### AVAILABLE RECORDS
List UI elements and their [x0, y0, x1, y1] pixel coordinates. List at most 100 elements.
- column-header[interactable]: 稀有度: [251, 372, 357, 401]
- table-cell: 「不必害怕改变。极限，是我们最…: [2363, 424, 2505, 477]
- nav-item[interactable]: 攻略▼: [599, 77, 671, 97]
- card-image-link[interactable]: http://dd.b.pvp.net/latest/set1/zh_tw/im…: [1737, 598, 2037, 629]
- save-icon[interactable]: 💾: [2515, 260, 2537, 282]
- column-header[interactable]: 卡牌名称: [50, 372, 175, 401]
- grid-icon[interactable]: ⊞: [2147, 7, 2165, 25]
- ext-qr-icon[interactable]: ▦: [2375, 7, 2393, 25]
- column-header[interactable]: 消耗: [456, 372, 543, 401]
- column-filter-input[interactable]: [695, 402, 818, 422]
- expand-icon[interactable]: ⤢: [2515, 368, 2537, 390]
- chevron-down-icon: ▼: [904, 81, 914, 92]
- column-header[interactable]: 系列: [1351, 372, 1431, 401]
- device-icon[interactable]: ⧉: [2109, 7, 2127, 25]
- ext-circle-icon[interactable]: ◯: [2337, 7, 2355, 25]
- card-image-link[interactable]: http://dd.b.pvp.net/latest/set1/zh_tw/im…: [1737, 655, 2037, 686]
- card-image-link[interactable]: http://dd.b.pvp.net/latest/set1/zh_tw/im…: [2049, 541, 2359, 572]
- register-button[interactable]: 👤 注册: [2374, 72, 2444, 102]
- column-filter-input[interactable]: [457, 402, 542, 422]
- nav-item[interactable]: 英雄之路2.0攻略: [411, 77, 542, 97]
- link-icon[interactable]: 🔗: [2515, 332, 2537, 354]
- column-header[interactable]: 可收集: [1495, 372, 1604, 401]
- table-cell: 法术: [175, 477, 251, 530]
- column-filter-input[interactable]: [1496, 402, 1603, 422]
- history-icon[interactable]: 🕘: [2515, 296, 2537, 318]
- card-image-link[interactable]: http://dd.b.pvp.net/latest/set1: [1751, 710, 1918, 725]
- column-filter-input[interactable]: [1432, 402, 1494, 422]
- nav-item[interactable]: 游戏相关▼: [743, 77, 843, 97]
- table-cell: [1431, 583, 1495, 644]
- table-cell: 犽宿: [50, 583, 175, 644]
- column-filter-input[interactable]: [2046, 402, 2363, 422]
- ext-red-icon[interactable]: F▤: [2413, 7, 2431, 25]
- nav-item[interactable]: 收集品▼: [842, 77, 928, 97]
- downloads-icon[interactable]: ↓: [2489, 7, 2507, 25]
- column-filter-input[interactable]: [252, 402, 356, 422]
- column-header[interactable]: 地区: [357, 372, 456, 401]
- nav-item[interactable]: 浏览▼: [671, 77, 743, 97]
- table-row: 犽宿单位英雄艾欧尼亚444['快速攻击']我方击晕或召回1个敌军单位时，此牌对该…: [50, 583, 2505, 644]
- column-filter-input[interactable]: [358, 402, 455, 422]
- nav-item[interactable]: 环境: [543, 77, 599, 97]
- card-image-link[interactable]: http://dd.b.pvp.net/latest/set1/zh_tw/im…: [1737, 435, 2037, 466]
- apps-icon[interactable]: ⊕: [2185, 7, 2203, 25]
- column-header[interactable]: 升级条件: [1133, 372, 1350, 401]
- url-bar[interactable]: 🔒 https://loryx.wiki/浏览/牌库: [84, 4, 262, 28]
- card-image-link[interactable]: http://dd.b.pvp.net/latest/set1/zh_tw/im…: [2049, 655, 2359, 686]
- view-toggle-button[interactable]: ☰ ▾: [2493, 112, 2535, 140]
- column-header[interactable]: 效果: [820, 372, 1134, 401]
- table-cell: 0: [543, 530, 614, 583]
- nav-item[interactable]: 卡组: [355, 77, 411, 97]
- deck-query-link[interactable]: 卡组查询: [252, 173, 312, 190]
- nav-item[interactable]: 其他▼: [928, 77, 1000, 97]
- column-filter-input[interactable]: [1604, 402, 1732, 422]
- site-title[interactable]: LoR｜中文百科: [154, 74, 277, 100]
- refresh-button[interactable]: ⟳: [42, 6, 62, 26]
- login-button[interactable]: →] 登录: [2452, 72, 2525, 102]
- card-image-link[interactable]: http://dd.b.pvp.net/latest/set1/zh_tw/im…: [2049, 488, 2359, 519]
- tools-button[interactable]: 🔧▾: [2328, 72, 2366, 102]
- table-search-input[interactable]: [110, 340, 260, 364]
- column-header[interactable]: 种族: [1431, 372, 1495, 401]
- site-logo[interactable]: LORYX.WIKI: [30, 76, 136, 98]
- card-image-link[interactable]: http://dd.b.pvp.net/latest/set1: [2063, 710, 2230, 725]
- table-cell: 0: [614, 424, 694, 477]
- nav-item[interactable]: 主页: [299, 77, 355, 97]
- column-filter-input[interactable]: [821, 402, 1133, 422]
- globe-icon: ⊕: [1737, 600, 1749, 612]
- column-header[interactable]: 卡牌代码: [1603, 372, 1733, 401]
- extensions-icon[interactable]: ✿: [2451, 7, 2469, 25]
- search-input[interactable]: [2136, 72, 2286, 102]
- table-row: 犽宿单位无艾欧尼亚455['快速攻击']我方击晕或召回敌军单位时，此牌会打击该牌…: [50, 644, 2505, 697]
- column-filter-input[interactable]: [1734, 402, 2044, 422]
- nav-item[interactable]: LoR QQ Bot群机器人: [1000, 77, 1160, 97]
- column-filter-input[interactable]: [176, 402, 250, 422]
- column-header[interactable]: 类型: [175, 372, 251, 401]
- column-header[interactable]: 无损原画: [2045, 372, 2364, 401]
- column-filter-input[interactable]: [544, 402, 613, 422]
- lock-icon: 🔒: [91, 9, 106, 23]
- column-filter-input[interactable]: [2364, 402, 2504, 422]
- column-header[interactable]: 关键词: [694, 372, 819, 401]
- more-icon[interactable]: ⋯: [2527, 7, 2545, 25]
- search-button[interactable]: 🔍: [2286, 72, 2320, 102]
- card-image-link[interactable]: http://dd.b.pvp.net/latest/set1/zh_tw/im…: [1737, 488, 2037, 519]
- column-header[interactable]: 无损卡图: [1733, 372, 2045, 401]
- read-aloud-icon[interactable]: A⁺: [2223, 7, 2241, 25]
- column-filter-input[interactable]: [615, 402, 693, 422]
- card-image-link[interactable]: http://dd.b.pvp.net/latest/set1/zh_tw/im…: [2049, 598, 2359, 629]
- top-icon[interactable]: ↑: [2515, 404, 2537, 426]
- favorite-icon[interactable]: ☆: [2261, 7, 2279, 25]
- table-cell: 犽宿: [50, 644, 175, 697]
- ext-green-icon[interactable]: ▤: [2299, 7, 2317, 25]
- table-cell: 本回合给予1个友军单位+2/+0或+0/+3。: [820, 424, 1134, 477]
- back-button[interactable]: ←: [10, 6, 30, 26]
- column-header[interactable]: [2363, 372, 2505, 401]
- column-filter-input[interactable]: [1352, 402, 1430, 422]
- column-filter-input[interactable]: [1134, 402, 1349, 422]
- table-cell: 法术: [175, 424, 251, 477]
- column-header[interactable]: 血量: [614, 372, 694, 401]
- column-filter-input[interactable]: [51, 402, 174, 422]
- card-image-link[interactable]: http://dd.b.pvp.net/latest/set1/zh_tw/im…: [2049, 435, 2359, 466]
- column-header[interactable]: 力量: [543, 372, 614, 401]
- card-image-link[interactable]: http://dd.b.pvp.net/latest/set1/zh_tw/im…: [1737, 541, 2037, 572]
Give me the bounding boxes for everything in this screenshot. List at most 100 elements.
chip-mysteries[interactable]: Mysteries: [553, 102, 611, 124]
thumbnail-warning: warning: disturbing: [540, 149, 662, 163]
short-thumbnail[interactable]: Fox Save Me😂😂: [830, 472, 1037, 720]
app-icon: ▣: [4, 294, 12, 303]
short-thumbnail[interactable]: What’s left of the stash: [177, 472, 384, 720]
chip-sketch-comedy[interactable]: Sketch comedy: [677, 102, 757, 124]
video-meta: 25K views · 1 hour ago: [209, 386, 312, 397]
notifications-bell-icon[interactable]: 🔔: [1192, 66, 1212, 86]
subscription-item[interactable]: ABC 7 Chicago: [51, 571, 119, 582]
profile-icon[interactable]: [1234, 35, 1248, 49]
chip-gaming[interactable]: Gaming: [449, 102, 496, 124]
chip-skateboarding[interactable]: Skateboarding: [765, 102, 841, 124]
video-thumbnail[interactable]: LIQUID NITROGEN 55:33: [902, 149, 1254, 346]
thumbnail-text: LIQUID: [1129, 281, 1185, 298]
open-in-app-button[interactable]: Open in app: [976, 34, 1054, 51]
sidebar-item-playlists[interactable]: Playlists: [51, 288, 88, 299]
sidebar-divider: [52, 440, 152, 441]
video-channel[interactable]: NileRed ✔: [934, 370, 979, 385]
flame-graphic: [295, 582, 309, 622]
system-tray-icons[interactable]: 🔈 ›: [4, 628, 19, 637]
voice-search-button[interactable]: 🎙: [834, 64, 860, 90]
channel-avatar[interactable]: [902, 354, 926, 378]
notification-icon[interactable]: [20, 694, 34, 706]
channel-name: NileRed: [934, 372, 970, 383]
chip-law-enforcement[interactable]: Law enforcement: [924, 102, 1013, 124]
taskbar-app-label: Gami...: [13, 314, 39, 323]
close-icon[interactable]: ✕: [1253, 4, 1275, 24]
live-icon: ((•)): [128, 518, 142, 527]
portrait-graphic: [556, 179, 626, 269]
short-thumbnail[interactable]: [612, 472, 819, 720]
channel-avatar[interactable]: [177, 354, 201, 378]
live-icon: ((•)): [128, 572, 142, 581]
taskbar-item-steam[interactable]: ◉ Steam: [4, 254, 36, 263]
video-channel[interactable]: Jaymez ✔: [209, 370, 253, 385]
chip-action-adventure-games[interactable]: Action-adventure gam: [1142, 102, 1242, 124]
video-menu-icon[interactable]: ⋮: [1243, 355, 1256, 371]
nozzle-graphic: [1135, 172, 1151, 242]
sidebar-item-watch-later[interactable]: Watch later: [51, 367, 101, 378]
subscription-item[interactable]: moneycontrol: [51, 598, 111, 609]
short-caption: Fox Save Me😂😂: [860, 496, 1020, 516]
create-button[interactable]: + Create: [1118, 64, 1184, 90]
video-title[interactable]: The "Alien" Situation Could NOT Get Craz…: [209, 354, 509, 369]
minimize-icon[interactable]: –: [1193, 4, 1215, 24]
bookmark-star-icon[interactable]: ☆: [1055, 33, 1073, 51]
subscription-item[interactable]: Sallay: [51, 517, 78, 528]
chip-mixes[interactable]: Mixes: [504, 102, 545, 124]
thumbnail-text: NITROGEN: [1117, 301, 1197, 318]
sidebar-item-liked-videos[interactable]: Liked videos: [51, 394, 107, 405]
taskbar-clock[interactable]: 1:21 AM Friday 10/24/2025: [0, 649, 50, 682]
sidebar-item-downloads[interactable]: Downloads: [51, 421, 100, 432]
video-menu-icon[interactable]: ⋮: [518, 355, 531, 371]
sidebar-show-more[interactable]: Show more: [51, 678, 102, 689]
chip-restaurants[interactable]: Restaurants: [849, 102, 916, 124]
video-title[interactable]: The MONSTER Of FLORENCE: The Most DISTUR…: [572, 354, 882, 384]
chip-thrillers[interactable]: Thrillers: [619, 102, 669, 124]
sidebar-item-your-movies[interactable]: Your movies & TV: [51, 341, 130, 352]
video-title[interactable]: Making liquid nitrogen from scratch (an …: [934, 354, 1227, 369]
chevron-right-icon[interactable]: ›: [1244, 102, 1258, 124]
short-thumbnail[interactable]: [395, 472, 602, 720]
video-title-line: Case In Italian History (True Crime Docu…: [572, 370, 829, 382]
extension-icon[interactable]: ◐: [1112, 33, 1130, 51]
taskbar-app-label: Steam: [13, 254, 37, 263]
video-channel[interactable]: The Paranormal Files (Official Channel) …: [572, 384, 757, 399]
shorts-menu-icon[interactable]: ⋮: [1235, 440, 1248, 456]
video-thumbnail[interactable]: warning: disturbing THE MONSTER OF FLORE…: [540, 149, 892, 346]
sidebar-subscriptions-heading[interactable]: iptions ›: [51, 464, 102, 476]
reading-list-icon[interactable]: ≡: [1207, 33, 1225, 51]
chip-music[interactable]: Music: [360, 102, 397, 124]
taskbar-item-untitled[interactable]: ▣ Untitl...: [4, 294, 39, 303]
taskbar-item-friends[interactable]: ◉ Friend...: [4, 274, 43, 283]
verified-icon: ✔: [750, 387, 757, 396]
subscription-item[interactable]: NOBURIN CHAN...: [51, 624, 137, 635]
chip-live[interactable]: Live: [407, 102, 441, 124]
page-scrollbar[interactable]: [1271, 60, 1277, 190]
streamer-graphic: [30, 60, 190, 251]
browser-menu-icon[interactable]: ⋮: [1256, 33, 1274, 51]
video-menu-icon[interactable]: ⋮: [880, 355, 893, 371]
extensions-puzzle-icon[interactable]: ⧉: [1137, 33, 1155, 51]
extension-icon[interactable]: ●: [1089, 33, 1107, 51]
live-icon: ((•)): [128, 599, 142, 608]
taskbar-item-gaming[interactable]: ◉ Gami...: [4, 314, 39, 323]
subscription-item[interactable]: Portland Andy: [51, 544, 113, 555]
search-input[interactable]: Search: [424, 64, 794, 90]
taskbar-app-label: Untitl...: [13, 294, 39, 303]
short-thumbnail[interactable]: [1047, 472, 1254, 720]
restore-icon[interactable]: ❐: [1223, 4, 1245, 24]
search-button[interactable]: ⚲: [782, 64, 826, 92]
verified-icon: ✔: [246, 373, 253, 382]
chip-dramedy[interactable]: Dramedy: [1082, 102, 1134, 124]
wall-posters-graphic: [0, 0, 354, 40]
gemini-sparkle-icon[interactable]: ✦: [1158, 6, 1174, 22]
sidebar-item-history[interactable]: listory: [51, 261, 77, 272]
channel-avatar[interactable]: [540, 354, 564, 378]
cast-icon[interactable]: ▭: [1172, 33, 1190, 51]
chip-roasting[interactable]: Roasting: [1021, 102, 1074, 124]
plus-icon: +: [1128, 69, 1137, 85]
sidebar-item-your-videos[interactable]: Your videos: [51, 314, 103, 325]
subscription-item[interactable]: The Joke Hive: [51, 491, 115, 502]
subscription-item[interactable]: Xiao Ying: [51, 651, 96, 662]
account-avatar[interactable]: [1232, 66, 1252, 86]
######
● EXERCISE TASK
Reproduce the entries from the beginning up to and including the line containing "- nav-item[interactable]: 攻略▼: [599, 77, 671, 97]", substituting "screen" for "pixel" and leaving everything else unchanged.

● FULL SOLUTION
List UI elements and their [x0, y0, x1, y1] screen coordinates. List at most 100 elements.
- column-header[interactable]: 稀有度: [251, 372, 357, 401]
- table-cell: 「不必害怕改变。极限，是我们最…: [2363, 424, 2505, 477]
- nav-item[interactable]: 攻略▼: [599, 77, 671, 97]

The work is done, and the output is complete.